[start]

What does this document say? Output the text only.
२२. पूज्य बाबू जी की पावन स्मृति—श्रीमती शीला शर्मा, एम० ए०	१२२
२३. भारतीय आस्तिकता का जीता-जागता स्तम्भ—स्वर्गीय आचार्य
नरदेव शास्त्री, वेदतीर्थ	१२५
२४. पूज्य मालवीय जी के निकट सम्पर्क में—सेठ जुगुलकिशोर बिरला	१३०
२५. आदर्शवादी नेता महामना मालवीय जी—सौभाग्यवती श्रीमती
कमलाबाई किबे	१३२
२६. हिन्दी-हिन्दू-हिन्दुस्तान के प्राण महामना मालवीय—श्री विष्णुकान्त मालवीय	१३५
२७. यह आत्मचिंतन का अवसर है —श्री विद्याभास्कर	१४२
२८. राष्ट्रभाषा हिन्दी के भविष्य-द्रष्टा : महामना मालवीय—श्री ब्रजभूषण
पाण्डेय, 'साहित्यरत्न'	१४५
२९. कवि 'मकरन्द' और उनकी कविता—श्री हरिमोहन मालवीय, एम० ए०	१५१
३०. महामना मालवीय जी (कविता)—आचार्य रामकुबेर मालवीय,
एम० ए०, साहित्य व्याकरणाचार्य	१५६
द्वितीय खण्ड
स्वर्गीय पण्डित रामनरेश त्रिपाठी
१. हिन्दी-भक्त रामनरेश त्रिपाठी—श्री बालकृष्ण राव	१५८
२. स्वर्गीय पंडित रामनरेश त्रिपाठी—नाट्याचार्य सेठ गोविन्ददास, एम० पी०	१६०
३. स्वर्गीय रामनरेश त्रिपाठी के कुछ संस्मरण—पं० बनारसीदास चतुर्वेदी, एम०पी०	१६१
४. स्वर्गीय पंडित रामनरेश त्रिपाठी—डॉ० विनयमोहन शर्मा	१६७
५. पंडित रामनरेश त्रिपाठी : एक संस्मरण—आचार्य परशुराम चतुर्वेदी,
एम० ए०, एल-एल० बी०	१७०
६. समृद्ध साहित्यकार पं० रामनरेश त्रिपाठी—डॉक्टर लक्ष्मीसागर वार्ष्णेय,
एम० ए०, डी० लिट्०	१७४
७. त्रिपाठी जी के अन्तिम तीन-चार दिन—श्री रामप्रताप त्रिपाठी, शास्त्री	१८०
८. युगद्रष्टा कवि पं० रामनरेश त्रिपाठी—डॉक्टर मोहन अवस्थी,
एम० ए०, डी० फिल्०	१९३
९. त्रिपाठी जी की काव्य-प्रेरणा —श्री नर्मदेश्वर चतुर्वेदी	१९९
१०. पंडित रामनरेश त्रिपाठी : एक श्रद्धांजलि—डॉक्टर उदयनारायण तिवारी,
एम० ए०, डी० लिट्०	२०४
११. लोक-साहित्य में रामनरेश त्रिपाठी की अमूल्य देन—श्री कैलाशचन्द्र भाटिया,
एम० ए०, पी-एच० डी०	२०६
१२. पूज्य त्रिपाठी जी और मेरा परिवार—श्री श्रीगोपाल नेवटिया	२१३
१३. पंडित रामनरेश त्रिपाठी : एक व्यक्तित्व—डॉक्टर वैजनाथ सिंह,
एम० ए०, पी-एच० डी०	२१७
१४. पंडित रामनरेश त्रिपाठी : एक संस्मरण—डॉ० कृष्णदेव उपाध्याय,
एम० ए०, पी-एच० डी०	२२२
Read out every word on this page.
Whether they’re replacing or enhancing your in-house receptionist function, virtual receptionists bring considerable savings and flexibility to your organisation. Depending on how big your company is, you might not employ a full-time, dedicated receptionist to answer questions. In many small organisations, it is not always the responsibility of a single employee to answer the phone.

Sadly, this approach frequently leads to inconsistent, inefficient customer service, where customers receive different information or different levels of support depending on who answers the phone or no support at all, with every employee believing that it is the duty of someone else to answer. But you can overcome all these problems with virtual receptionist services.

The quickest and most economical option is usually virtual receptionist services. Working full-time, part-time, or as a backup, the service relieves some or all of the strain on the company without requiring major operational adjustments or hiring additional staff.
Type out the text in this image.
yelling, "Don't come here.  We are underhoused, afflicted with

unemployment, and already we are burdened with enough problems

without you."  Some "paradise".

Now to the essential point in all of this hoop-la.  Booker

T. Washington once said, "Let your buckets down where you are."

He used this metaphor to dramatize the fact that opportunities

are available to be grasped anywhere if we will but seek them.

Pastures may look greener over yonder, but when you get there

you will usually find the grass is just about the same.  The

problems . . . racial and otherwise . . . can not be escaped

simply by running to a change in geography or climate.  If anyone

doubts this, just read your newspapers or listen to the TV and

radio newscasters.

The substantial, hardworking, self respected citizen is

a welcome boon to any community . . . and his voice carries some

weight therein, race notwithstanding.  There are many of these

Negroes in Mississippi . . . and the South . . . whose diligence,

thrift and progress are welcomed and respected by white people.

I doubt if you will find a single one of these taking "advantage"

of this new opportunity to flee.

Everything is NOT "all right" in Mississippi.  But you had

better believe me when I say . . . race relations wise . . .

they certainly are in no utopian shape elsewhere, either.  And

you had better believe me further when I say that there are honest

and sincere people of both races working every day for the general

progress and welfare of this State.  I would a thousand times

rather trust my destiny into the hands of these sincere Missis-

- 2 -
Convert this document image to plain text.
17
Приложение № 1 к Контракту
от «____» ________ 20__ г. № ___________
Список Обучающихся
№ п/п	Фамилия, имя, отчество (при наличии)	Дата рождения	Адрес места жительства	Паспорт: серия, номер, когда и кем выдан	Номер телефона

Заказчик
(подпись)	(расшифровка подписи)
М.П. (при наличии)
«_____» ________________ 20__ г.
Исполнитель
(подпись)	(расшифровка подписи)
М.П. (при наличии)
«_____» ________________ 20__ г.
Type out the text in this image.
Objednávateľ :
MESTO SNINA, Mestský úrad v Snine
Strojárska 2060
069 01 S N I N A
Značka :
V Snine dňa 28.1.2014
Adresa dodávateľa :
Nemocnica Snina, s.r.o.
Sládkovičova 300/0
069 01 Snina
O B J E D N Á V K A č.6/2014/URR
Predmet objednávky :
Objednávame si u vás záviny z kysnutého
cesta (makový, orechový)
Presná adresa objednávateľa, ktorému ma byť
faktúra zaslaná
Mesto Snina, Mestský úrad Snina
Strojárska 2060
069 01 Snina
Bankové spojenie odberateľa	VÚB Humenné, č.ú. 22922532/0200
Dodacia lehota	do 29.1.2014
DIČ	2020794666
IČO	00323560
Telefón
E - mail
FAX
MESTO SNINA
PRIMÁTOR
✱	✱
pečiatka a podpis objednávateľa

[end]

Every line holding "these" should be copied out.

■ **SOLVED PROBLEM**:
Sadly, this approach frequently leads to inconsistent, inefficient customer service, where customers receive different information or different levels of support depending on who answers the phone or no support at all, with every employee believing that it is the duty of someone else to answer. But you can overcome all these problems with virtual receptionist services.
weight therein, race notwithstanding.  There are many of these
I doubt if you will find a single one of these taking "advantage"
rather trust my destiny into the hands of these sincere Missis-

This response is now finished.